■ **Brief**:
Reproduce the stretch of rows from the very start through the line containing "panel-a-title-suffix: DNA (599, 5, 661, 34)", including both ends.

Annotated region listings

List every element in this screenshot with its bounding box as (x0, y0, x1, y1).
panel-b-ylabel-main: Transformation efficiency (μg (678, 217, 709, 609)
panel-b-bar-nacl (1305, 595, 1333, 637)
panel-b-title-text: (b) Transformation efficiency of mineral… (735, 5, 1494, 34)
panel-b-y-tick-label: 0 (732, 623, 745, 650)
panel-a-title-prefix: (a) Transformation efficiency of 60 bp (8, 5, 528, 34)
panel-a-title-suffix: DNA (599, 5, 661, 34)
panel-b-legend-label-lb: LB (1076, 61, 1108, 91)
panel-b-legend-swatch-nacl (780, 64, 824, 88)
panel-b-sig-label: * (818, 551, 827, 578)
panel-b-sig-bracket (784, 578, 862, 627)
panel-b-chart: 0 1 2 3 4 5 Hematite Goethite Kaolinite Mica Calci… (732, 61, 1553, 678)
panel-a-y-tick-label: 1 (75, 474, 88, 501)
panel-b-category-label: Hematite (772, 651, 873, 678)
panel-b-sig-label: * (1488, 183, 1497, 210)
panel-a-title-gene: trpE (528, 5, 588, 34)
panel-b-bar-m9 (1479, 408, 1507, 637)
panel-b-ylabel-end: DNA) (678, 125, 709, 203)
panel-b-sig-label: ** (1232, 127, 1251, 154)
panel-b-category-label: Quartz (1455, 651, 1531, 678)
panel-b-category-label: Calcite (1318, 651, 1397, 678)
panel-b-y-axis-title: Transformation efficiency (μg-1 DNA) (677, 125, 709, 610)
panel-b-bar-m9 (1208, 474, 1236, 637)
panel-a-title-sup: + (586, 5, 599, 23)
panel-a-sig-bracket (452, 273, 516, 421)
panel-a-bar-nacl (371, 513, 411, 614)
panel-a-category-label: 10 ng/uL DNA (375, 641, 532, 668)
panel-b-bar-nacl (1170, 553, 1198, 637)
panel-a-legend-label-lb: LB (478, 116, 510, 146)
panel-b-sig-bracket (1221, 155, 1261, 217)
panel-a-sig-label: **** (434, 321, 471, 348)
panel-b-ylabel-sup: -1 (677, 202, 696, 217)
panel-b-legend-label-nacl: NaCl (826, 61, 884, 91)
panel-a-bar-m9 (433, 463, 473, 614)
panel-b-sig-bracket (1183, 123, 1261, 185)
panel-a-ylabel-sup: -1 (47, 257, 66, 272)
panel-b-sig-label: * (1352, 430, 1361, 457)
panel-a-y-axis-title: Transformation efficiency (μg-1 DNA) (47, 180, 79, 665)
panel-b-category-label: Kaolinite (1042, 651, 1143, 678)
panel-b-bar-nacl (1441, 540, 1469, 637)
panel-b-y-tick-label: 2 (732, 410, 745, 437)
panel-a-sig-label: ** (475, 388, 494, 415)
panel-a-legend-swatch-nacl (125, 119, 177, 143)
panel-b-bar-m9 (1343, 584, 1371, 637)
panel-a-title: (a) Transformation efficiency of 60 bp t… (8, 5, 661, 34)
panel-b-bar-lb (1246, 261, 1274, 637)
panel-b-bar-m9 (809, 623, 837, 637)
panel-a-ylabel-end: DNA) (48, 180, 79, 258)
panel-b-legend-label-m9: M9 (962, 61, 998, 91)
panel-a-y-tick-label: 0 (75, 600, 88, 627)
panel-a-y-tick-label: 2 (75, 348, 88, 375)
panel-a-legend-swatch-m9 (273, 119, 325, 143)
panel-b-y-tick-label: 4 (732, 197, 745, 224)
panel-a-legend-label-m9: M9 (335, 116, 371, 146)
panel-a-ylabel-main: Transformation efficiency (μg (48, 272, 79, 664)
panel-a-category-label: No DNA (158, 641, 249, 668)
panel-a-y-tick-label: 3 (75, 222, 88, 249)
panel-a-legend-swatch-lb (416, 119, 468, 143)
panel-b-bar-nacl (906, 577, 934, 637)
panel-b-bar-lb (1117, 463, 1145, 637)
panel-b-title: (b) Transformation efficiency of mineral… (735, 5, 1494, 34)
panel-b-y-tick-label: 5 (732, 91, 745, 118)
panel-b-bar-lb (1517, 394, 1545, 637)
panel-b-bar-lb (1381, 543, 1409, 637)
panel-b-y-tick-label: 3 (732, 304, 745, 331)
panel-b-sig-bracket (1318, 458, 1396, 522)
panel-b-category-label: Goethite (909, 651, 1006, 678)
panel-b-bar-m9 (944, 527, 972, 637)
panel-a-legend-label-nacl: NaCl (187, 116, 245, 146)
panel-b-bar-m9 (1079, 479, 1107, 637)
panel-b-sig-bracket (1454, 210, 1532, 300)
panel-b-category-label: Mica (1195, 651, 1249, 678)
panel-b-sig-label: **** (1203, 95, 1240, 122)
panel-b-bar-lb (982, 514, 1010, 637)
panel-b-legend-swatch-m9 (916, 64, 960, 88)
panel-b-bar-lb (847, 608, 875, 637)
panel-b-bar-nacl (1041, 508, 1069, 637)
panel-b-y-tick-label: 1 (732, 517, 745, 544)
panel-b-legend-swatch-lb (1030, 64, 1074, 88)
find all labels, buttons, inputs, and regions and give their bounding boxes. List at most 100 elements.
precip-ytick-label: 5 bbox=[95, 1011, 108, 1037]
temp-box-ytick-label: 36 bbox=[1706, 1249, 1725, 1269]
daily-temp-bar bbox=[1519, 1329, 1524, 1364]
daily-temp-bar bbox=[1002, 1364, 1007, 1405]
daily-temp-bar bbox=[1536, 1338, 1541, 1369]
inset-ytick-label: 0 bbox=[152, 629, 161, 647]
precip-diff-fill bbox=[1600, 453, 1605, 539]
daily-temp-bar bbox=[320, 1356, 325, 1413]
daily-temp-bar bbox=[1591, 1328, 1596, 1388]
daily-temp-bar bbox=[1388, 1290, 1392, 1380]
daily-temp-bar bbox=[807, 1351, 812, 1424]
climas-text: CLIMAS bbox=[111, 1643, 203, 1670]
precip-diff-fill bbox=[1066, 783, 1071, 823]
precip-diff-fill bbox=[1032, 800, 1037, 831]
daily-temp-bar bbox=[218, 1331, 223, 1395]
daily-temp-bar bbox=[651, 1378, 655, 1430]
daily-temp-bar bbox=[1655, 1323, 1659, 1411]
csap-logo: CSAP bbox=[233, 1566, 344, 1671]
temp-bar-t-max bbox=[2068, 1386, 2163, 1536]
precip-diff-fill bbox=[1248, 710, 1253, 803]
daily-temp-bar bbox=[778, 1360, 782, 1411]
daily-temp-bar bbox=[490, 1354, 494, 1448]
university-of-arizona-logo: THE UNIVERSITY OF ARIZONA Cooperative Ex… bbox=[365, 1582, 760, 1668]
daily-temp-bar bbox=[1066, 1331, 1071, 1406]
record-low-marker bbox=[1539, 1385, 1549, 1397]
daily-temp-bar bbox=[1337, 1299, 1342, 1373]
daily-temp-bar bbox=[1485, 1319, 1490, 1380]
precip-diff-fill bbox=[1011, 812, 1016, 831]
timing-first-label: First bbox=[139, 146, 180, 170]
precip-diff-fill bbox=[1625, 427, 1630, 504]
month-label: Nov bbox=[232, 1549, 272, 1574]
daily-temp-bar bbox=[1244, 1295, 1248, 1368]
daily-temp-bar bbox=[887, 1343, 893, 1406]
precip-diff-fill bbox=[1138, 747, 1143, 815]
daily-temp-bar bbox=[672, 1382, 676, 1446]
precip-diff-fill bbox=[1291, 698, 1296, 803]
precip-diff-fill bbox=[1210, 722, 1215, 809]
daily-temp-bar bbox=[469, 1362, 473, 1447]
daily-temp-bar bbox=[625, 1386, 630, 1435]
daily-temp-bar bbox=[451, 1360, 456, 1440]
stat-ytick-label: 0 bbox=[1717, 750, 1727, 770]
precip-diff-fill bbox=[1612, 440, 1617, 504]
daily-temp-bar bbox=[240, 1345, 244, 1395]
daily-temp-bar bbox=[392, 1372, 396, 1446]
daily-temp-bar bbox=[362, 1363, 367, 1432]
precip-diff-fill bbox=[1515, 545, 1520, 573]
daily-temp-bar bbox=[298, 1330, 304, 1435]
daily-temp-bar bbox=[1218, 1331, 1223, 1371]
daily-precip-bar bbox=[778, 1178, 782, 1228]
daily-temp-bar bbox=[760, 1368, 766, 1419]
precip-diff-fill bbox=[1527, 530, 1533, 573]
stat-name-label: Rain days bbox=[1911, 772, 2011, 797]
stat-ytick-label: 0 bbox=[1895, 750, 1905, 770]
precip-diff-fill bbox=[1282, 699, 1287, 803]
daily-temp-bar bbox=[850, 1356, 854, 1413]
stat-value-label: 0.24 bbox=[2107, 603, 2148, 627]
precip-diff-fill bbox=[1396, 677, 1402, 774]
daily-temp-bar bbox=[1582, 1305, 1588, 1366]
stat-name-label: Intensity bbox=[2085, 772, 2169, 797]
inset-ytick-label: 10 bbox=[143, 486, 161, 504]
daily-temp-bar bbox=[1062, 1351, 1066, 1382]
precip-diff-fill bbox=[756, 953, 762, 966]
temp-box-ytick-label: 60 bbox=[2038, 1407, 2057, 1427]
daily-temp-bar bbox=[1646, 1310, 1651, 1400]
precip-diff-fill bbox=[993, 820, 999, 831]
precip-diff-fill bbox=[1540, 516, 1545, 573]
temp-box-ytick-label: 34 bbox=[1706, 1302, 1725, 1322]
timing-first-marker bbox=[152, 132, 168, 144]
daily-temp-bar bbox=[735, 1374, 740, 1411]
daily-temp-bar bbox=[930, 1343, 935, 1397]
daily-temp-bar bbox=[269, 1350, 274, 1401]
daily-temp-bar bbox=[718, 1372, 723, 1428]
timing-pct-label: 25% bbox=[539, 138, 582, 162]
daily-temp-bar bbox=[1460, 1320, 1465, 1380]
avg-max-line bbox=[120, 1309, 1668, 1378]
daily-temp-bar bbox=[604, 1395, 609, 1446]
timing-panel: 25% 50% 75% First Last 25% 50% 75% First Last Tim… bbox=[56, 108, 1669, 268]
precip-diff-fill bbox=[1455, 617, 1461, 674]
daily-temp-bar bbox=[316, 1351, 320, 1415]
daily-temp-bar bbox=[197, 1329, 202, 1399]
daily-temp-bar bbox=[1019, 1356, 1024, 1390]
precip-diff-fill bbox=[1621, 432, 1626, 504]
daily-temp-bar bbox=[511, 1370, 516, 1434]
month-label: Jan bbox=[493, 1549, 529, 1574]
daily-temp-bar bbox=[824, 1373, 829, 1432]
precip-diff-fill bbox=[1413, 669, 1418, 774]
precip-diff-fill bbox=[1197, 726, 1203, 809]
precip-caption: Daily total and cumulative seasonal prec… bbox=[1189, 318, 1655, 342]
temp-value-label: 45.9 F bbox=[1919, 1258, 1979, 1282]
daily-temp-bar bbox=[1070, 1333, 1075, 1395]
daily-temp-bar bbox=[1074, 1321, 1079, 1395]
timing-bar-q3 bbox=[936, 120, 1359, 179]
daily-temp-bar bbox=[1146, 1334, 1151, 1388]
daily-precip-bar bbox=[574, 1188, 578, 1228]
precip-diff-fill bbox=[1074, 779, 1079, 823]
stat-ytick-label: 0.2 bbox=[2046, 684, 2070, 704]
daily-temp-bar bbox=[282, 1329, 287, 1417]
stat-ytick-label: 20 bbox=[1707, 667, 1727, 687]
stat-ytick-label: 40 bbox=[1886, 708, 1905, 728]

■ **Task response**:
List every element in this screenshot with its bounding box as (x0, y0, x1, y1).
panel-b-ylabel-main: Transformation efficiency (μg (678, 217, 709, 609)
panel-b-bar-nacl (1305, 595, 1333, 637)
panel-b-title-text: (b) Transformation efficiency of mineral… (735, 5, 1494, 34)
panel-b-y-tick-label: 0 (732, 623, 745, 650)
panel-a-title-prefix: (a) Transformation efficiency of 60 bp (8, 5, 528, 34)
panel-a-title-suffix: DNA (599, 5, 661, 34)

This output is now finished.